begin DATA EXCERPTS

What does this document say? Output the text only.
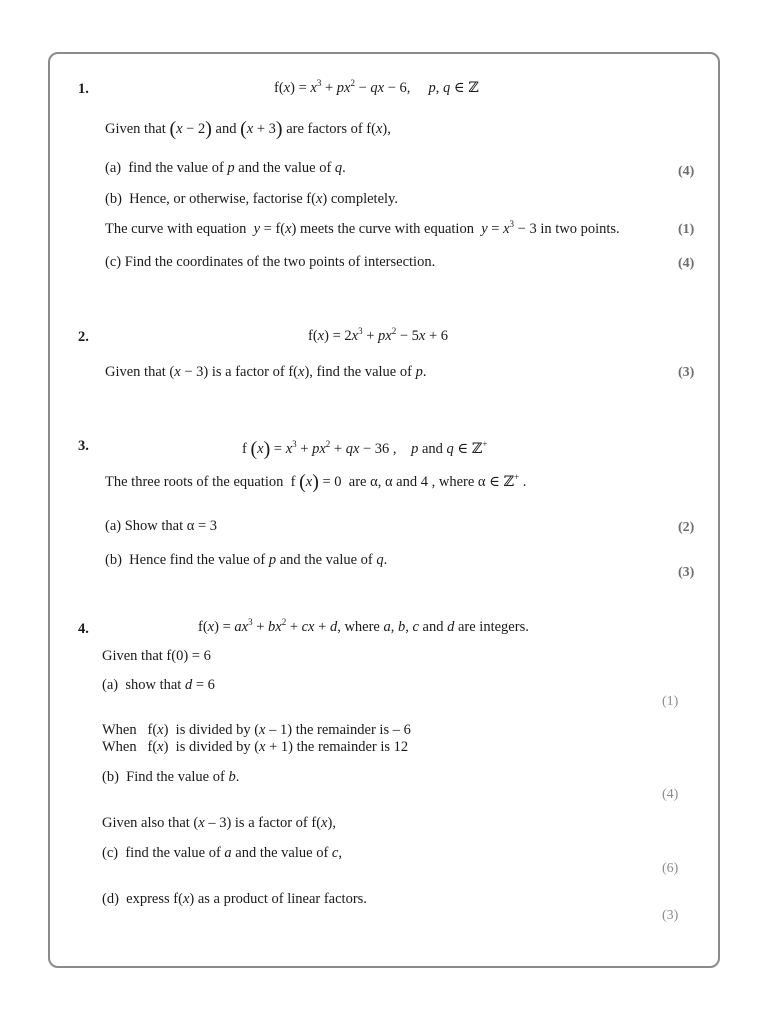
1.	$f(x) = x^3 + px^2$ − qx − 6,     p, q ∈ ℤ
Given that (x − 2) and (x + 3) are factors of f(x),
(a)  find the value of p and the value of q.	(4)
(b)  Hence, or otherwise, factorise f(x) completely.
The curve with equation  y = f(x) meets the curve with equation  $y = x^3 - 3$ in two points.	(1)
(c) Find the coordinates of the two points of intersection.	(4)
2.	$f(x) = 2x^3 + px^2 - 5x + 6$
Given that (x − 3) is a factor of f(x), find the value of p.	(3)
3.	f $(x) = x^3 + px^2$ + qx − 36 ,    p and q ∈ ℤ+
The three roots of the equation  f (x) = 0  are α, α and 4 , where α ∈ ℤ+ .
(a) Show that α = 3	(2)
(b)  Hence find the value of p and the value of q.
(3)
4.	$f(x) = ax^3 + bx^2$ + cx + d, where a, b, c and d are integers.
Given that f(0) = 6
(a)  show that d = 6
(1)
When   f(x)  is divided by (x – 1) the remainder is – 6
When   f(x)  is divided by (x + 1) the remainder is 12
(b)  Find the value of b.
(4)
Given also that (x – 3) is a factor of f(x),
(c)  find the value of a and the value of c,
(6)
(d)  express f(x) as a product of linear factors.
(3)
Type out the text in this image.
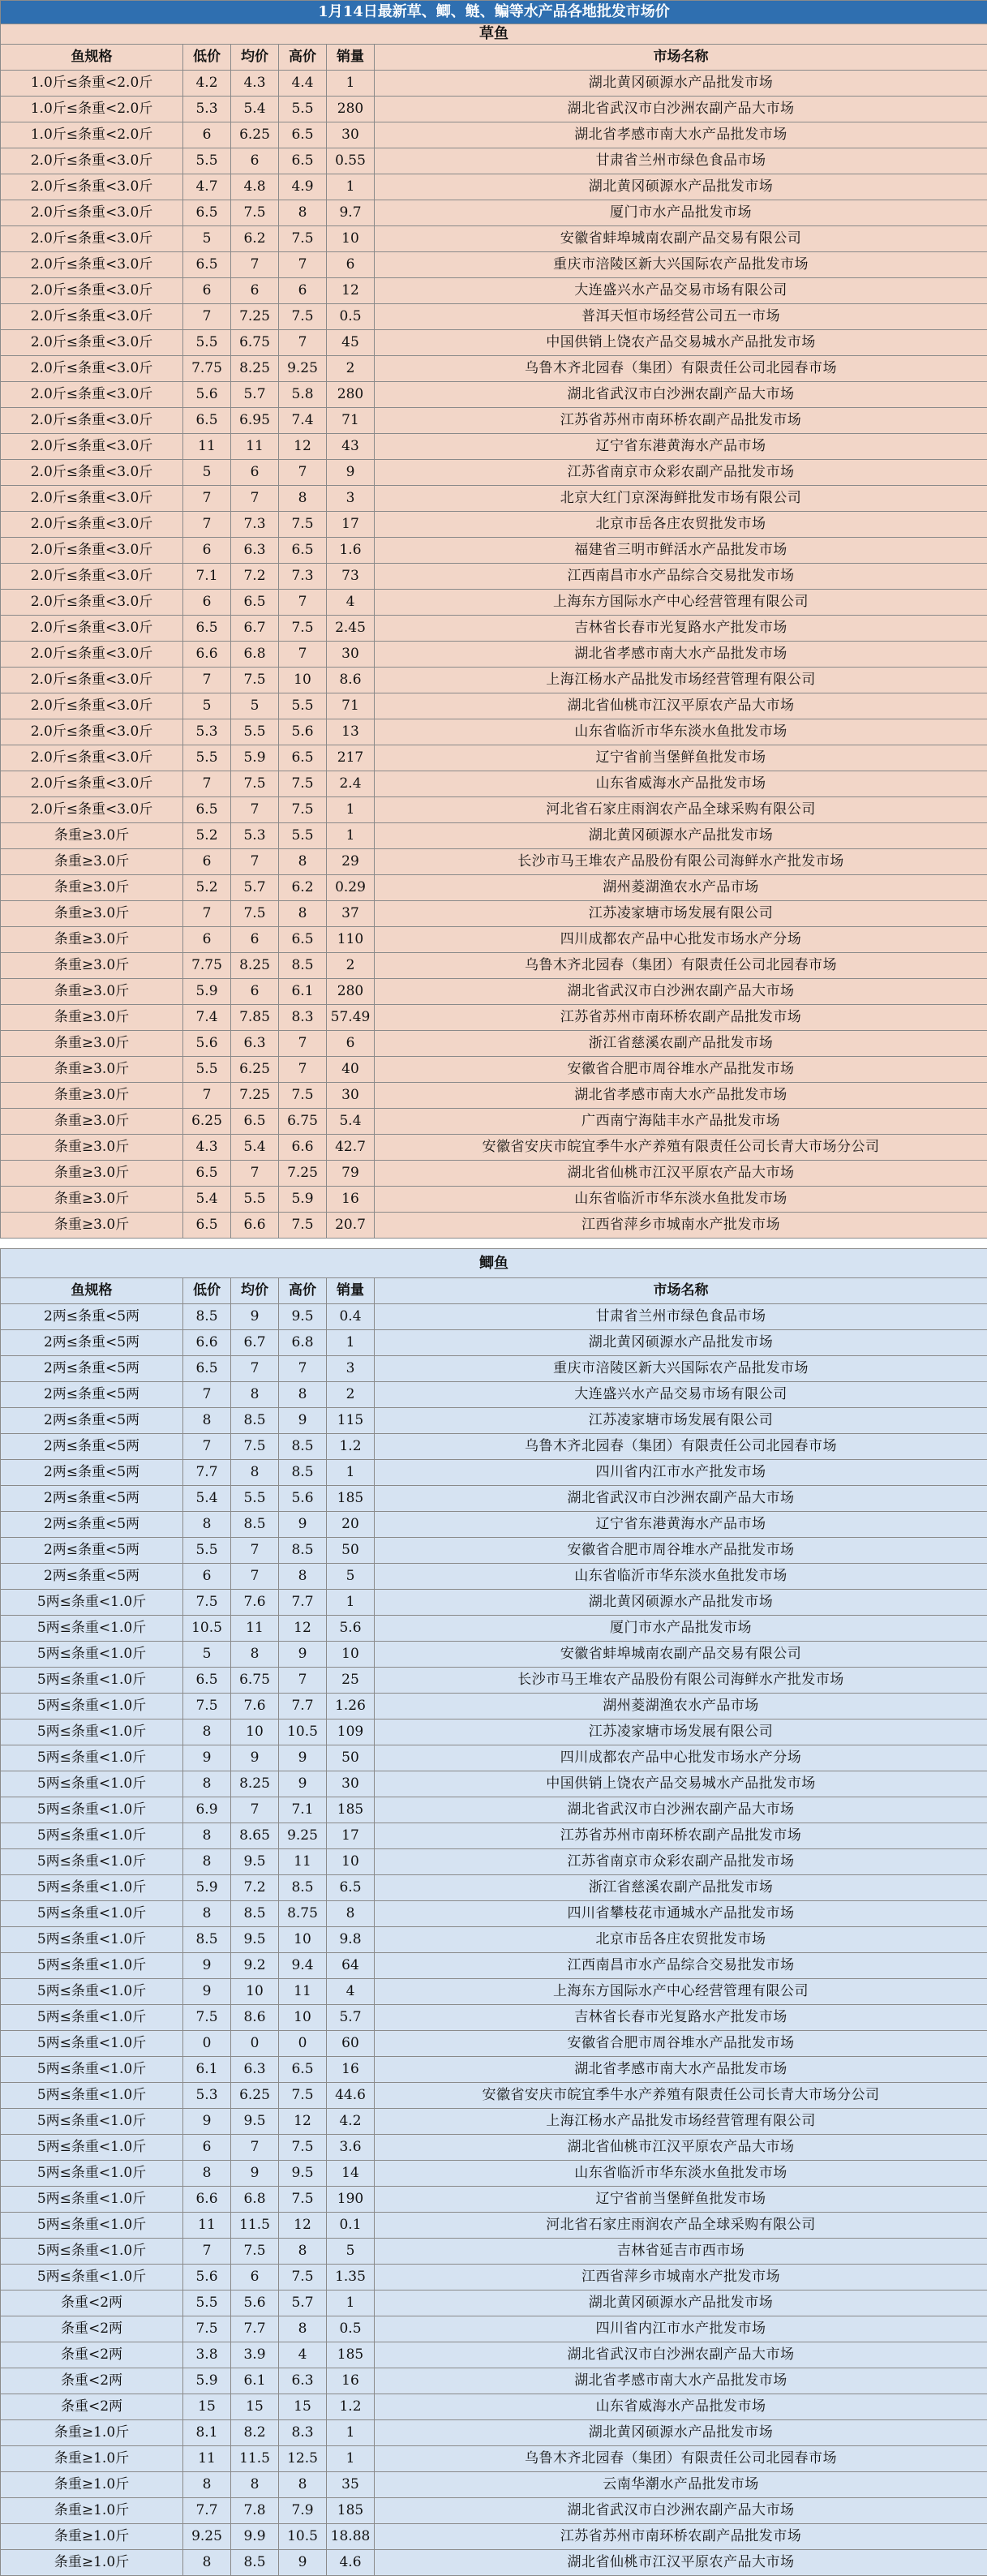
1月14日最新草、鲫、鲢、鳊等水产品各地批发市场价					
草鱼					
鱼规格	低价	均价	高价	销量	市场名称
1.0斤≤条重<2.0斤	4.2	4.3	4.4	1	湖北黄冈硕源水产品批发市场
1.0斤≤条重<2.0斤	5.3	5.4	5.5	280	湖北省武汉市白沙洲农副产品大市场
1.0斤≤条重<2.0斤	6	6.25	6.5	30	湖北省孝感市南大水产品批发市场
2.0斤≤条重<3.0斤	5.5	6	6.5	0.55	甘肃省兰州市绿色食品市场
2.0斤≤条重<3.0斤	4.7	4.8	4.9	1	湖北黄冈硕源水产品批发市场
2.0斤≤条重<3.0斤	6.5	7.5	8	9.7	厦门市水产品批发市场
2.0斤≤条重<3.0斤	5	6.2	7.5	10	安徽省蚌埠城南农副产品交易有限公司
2.0斤≤条重<3.0斤	6.5	7	7	6	重庆市涪陵区新大兴国际农产品批发市场
2.0斤≤条重<3.0斤	6	6	6	12	大连盛兴水产品交易市场有限公司
2.0斤≤条重<3.0斤	7	7.25	7.5	0.5	普洱天恒市场经营公司五一市场
2.0斤≤条重<3.0斤	5.5	6.75	7	45	中国供销上饶农产品交易城水产品批发市场
2.0斤≤条重<3.0斤	7.75	8.25	9.25	2	乌鲁木齐北园春（集团）有限责任公司北园春市场
2.0斤≤条重<3.0斤	5.6	5.7	5.8	280	湖北省武汉市白沙洲农副产品大市场
2.0斤≤条重<3.0斤	6.5	6.95	7.4	71	江苏省苏州市南环桥农副产品批发市场
2.0斤≤条重<3.0斤	11	11	12	43	辽宁省东港黄海水产品市场
2.0斤≤条重<3.0斤	5	6	7	9	江苏省南京市众彩农副产品批发市场
2.0斤≤条重<3.0斤	7	7	8	3	北京大红门京深海鲜批发市场有限公司
2.0斤≤条重<3.0斤	7	7.3	7.5	17	北京市岳各庄农贸批发市场
2.0斤≤条重<3.0斤	6	6.3	6.5	1.6	福建省三明市鲜活水产品批发市场
2.0斤≤条重<3.0斤	7.1	7.2	7.3	73	江西南昌市水产品综合交易批发市场
2.0斤≤条重<3.0斤	6	6.5	7	4	上海东方国际水产中心经营管理有限公司
2.0斤≤条重<3.0斤	6.5	6.7	7.5	2.45	吉林省长春市光复路水产批发市场
2.0斤≤条重<3.0斤	6.6	6.8	7	30	湖北省孝感市南大水产品批发市场
2.0斤≤条重<3.0斤	7	7.5	10	8.6	上海江杨水产品批发市场经营管理有限公司
2.0斤≤条重<3.0斤	5	5	5.5	71	湖北省仙桃市江汉平原农产品大市场
2.0斤≤条重<3.0斤	5.3	5.5	5.6	13	山东省临沂市华东淡水鱼批发市场
2.0斤≤条重<3.0斤	5.5	5.9	6.5	217	辽宁省前当堡鲜鱼批发市场
2.0斤≤条重<3.0斤	7	7.5	7.5	2.4	山东省威海水产品批发市场
2.0斤≤条重<3.0斤	6.5	7	7.5	1	河北省石家庄雨润农产品全球采购有限公司
条重≥3.0斤	5.2	5.3	5.5	1	湖北黄冈硕源水产品批发市场
条重≥3.0斤	6	7	8	29	长沙市马王堆农产品股份有限公司海鲜水产批发市场
条重≥3.0斤	5.2	5.7	6.2	0.29	湖州菱湖渔农水产品市场
条重≥3.0斤	7	7.5	8	37	江苏凌家塘市场发展有限公司
条重≥3.0斤	6	6	6.5	110	四川成都农产品中心批发市场水产分场
条重≥3.0斤	7.75	8.25	8.5	2	乌鲁木齐北园春（集团）有限责任公司北园春市场
条重≥3.0斤	5.9	6	6.1	280	湖北省武汉市白沙洲农副产品大市场
条重≥3.0斤	7.4	7.85	8.3	57.49	江苏省苏州市南环桥农副产品批发市场
条重≥3.0斤	5.6	6.3	7	6	浙江省慈溪农副产品批发市场
条重≥3.0斤	5.5	6.25	7	40	安徽省合肥市周谷堆水产品批发市场
条重≥3.0斤	7	7.25	7.5	30	湖北省孝感市南大水产品批发市场
条重≥3.0斤	6.25	6.5	6.75	5.4	广西南宁海陆丰水产品批发市场
条重≥3.0斤	4.3	5.4	6.6	42.7	安徽省安庆市皖宜季牛水产养殖有限责任公司长青大市场分公司
条重≥3.0斤	6.5	7	7.25	79	湖北省仙桃市江汉平原农产品大市场
条重≥3.0斤	5.4	5.5	5.9	16	山东省临沂市华东淡水鱼批发市场
条重≥3.0斤	6.5	6.6	7.5	20.7	江西省萍乡市城南水产批发市场

鲫鱼					
鱼规格	低价	均价	高价	销量	市场名称
2两≤条重<5两	8.5	9	9.5	0.4	甘肃省兰州市绿色食品市场
2两≤条重<5两	6.6	6.7	6.8	1	湖北黄冈硕源水产品批发市场
2两≤条重<5两	6.5	7	7	3	重庆市涪陵区新大兴国际农产品批发市场
2两≤条重<5两	7	8	8	2	大连盛兴水产品交易市场有限公司
2两≤条重<5两	8	8.5	9	115	江苏凌家塘市场发展有限公司
2两≤条重<5两	7	7.5	8.5	1.2	乌鲁木齐北园春（集团）有限责任公司北园春市场
2两≤条重<5两	7.7	8	8.5	1	四川省内江市水产批发市场
2两≤条重<5两	5.4	5.5	5.6	185	湖北省武汉市白沙洲农副产品大市场
2两≤条重<5两	8	8.5	9	20	辽宁省东港黄海水产品市场
2两≤条重<5两	5.5	7	8.5	50	安徽省合肥市周谷堆水产品批发市场
2两≤条重<5两	6	7	8	5	山东省临沂市华东淡水鱼批发市场
5两≤条重<1.0斤	7.5	7.6	7.7	1	湖北黄冈硕源水产品批发市场
5两≤条重<1.0斤	10.5	11	12	5.6	厦门市水产品批发市场
5两≤条重<1.0斤	5	8	9	10	安徽省蚌埠城南农副产品交易有限公司
5两≤条重<1.0斤	6.5	6.75	7	25	长沙市马王堆农产品股份有限公司海鲜水产批发市场
5两≤条重<1.0斤	7.5	7.6	7.7	1.26	湖州菱湖渔农水产品市场
5两≤条重<1.0斤	8	10	10.5	109	江苏凌家塘市场发展有限公司
5两≤条重<1.0斤	9	9	9	50	四川成都农产品中心批发市场水产分场
5两≤条重<1.0斤	8	8.25	9	30	中国供销上饶农产品交易城水产品批发市场
5两≤条重<1.0斤	6.9	7	7.1	185	湖北省武汉市白沙洲农副产品大市场
5两≤条重<1.0斤	8	8.65	9.25	17	江苏省苏州市南环桥农副产品批发市场
5两≤条重<1.0斤	8	9.5	11	10	江苏省南京市众彩农副产品批发市场
5两≤条重<1.0斤	5.9	7.2	8.5	6.5	浙江省慈溪农副产品批发市场
5两≤条重<1.0斤	8	8.5	8.75	8	四川省攀枝花市通城水产品批发市场
5两≤条重<1.0斤	8.5	9.5	10	9.8	北京市岳各庄农贸批发市场
5两≤条重<1.0斤	9	9.2	9.4	64	江西南昌市水产品综合交易批发市场
5两≤条重<1.0斤	9	10	11	4	上海东方国际水产中心经营管理有限公司
5两≤条重<1.0斤	7.5	8.6	10	5.7	吉林省长春市光复路水产批发市场
5两≤条重<1.0斤	0	0	0	60	安徽省合肥市周谷堆水产品批发市场
5两≤条重<1.0斤	6.1	6.3	6.5	16	湖北省孝感市南大水产品批发市场
5两≤条重<1.0斤	5.3	6.25	7.5	44.6	安徽省安庆市皖宜季牛水产养殖有限责任公司长青大市场分公司
5两≤条重<1.0斤	9	9.5	12	4.2	上海江杨水产品批发市场经营管理有限公司
5两≤条重<1.0斤	6	7	7.5	3.6	湖北省仙桃市江汉平原农产品大市场
5两≤条重<1.0斤	8	9	9.5	14	山东省临沂市华东淡水鱼批发市场
5两≤条重<1.0斤	6.6	6.8	7.5	190	辽宁省前当堡鲜鱼批发市场
5两≤条重<1.0斤	11	11.5	12	0.1	河北省石家庄雨润农产品全球采购有限公司
5两≤条重<1.0斤	7	7.5	8	5	吉林省延吉市西市场
5两≤条重<1.0斤	5.6	6	7.5	1.35	江西省萍乡市城南水产批发市场
条重<2两	5.5	5.6	5.7	1	湖北黄冈硕源水产品批发市场
条重<2两	7.5	7.7	8	0.5	四川省内江市水产批发市场
条重<2两	3.8	3.9	4	185	湖北省武汉市白沙洲农副产品大市场
条重<2两	5.9	6.1	6.3	16	湖北省孝感市南大水产品批发市场
条重<2两	15	15	15	1.2	山东省威海水产品批发市场
条重≥1.0斤	8.1	8.2	8.3	1	湖北黄冈硕源水产品批发市场
条重≥1.0斤	11	11.5	12.5	1	乌鲁木齐北园春（集团）有限责任公司北园春市场
条重≥1.0斤	8	8	8	35	云南华潮水产品批发市场
条重≥1.0斤	7.7	7.8	7.9	185	湖北省武汉市白沙洲农副产品大市场
条重≥1.0斤	9.25	9.9	10.5	18.88	江苏省苏州市南环桥农副产品批发市场
条重≥1.0斤	8	8.5	9	4.6	湖北省仙桃市江汉平原农产品大市场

end DATA EXCERPTS

### DIRECTIVE
Check each line of the entries above, and show every one holding the word "points".

### CORRECT OUTPUT
The curve with equation  y = f(x) meets the curve with equation  $y = x^3 - 3$ in two points.	(1)
(c) Find the coordinates of the two points of intersection.	(4)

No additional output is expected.